Request: In the entries, find all lines that hold the word "Episode" and copy them.

--------------------------------

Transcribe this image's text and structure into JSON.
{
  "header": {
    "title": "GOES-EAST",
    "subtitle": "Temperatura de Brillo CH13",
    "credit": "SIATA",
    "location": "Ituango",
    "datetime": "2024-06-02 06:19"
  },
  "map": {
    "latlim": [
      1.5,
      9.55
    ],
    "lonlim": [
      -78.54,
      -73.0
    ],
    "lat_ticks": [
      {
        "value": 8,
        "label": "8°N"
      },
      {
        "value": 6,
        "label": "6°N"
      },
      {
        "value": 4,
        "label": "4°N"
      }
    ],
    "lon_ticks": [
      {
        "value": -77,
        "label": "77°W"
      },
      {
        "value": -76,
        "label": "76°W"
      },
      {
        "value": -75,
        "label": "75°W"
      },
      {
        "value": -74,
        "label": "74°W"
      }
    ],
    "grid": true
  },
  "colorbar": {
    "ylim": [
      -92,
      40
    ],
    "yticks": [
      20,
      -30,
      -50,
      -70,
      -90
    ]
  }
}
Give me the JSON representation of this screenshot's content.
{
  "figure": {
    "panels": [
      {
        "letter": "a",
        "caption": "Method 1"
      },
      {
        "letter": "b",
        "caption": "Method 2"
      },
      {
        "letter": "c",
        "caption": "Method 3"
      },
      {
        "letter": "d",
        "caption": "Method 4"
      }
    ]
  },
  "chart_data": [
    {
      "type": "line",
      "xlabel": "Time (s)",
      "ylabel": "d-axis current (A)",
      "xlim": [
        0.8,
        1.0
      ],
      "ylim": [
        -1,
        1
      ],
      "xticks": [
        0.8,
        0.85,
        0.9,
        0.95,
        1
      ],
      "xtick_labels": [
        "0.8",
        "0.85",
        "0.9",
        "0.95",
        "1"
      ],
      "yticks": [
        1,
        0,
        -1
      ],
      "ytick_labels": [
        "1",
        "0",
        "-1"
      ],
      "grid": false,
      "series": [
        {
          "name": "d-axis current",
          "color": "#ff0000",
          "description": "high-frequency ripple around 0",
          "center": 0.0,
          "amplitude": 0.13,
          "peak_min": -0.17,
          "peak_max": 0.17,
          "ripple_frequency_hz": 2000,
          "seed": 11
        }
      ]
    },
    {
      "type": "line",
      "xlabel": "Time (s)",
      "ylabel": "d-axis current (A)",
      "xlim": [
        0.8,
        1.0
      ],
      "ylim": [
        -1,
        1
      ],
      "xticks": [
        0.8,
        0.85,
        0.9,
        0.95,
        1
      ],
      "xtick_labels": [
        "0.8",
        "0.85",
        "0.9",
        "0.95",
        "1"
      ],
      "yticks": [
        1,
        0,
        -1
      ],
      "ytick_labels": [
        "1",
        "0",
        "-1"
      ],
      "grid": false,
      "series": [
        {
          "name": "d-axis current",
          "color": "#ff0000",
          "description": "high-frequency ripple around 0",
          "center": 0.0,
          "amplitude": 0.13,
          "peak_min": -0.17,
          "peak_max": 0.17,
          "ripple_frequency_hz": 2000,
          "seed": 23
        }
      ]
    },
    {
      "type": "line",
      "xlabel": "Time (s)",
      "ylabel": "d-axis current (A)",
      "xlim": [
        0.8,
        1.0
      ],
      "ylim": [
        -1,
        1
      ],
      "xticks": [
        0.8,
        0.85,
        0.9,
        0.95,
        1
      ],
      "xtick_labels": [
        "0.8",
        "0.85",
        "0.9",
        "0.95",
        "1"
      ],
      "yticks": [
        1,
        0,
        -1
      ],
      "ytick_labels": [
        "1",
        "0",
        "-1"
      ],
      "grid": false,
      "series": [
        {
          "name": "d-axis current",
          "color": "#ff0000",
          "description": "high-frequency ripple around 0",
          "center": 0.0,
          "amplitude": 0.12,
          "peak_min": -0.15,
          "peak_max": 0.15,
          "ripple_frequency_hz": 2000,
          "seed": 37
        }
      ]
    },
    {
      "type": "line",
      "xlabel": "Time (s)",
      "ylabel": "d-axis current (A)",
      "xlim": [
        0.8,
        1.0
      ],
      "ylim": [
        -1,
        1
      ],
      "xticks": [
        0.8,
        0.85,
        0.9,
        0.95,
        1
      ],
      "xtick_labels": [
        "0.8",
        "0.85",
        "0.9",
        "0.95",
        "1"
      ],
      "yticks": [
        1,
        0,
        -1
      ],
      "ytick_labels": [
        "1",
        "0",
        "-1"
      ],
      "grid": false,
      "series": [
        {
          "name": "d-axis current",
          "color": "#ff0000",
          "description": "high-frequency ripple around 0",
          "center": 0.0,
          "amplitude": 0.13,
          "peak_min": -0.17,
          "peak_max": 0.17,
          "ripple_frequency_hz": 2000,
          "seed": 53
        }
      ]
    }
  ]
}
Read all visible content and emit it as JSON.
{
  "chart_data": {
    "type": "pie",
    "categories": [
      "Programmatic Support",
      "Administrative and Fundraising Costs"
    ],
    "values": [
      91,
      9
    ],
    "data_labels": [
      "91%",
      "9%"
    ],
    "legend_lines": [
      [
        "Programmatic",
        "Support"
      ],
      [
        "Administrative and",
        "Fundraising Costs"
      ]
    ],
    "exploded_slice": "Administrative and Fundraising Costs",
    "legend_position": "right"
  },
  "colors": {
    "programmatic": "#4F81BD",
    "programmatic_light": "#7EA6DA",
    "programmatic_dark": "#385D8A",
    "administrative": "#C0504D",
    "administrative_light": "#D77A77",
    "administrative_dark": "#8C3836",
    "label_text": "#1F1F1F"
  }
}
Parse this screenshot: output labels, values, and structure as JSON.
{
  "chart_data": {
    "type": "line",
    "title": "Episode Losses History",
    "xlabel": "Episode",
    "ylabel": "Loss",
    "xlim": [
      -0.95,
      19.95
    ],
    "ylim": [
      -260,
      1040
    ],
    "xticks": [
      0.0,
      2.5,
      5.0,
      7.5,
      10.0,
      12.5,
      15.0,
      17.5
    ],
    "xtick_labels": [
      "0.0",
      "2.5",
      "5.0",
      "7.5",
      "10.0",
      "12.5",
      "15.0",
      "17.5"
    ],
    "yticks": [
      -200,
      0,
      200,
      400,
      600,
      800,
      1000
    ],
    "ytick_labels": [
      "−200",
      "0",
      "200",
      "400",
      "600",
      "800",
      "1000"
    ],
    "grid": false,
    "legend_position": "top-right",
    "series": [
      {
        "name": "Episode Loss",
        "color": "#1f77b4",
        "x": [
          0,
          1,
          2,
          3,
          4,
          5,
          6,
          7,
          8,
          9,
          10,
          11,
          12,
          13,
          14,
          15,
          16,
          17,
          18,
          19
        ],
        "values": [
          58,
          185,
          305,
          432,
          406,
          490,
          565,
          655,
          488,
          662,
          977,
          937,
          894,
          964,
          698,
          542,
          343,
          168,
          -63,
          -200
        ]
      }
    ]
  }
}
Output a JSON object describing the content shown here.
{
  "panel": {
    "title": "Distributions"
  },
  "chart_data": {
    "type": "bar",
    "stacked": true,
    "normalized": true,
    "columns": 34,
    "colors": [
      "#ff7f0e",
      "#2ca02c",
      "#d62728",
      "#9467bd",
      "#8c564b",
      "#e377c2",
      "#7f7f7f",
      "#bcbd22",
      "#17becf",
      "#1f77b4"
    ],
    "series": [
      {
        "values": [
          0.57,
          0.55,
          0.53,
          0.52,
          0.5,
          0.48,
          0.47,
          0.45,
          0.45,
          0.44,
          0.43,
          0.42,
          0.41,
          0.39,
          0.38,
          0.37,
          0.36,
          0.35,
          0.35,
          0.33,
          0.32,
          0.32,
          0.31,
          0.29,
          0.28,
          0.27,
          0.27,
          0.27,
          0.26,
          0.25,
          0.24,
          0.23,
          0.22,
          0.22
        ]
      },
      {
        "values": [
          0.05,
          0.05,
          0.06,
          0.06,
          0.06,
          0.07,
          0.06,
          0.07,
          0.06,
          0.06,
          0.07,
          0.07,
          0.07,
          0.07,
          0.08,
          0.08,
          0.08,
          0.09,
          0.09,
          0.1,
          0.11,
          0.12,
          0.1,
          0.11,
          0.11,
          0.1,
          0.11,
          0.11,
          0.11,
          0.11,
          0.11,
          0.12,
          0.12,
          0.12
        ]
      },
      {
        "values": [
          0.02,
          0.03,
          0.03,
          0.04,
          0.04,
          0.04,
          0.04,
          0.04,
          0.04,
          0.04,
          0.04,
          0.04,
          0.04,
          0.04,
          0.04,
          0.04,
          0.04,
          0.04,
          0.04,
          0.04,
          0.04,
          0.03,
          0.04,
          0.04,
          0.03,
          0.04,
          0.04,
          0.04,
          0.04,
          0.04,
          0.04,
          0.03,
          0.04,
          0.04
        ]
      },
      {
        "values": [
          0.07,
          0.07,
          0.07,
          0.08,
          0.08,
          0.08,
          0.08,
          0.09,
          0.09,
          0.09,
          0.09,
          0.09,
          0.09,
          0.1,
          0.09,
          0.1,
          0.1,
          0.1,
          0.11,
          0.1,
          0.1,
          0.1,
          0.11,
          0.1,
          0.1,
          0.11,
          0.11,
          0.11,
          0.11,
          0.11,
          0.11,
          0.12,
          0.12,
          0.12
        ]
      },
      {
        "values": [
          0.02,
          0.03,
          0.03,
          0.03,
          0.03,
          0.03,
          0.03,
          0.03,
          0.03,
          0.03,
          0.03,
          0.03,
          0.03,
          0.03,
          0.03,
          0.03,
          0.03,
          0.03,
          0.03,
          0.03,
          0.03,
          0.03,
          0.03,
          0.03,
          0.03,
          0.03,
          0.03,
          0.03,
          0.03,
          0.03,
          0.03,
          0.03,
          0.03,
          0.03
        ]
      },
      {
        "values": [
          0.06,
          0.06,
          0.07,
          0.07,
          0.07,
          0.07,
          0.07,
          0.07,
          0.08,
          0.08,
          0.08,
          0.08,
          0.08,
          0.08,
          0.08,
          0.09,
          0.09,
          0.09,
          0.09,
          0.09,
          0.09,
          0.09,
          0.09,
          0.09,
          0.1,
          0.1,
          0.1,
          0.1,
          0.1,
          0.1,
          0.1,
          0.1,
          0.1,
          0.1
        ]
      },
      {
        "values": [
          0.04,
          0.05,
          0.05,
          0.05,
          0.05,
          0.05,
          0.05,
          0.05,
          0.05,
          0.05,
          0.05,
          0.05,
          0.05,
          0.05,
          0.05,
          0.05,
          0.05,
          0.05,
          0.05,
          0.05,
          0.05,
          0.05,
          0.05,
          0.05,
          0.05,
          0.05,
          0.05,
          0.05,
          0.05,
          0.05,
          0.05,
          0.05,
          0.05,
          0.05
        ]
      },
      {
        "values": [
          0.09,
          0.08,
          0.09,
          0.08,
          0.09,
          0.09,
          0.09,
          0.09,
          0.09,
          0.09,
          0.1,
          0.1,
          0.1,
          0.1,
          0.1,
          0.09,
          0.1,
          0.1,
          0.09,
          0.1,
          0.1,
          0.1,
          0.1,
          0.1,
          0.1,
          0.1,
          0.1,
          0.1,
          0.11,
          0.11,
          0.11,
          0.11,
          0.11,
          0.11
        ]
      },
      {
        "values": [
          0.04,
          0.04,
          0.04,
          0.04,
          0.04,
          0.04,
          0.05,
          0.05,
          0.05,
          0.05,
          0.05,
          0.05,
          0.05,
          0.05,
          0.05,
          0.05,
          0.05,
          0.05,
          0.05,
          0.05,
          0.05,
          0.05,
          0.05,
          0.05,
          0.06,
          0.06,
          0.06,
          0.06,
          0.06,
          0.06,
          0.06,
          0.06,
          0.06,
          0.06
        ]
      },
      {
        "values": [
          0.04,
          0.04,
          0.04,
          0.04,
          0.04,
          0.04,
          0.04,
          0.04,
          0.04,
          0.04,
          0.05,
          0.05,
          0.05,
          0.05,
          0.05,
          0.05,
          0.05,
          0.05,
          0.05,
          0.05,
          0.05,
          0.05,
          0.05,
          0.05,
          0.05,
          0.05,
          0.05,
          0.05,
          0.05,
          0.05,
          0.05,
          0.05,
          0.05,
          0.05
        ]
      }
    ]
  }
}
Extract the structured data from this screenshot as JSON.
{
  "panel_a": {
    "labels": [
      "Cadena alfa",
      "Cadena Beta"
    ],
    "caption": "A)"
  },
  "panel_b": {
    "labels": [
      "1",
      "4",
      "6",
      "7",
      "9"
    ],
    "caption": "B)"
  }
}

--------------------------------

Worked answer:
    "title": "Episode Losses History",
    "xlabel": "Episode",
        "name": "Episode Loss",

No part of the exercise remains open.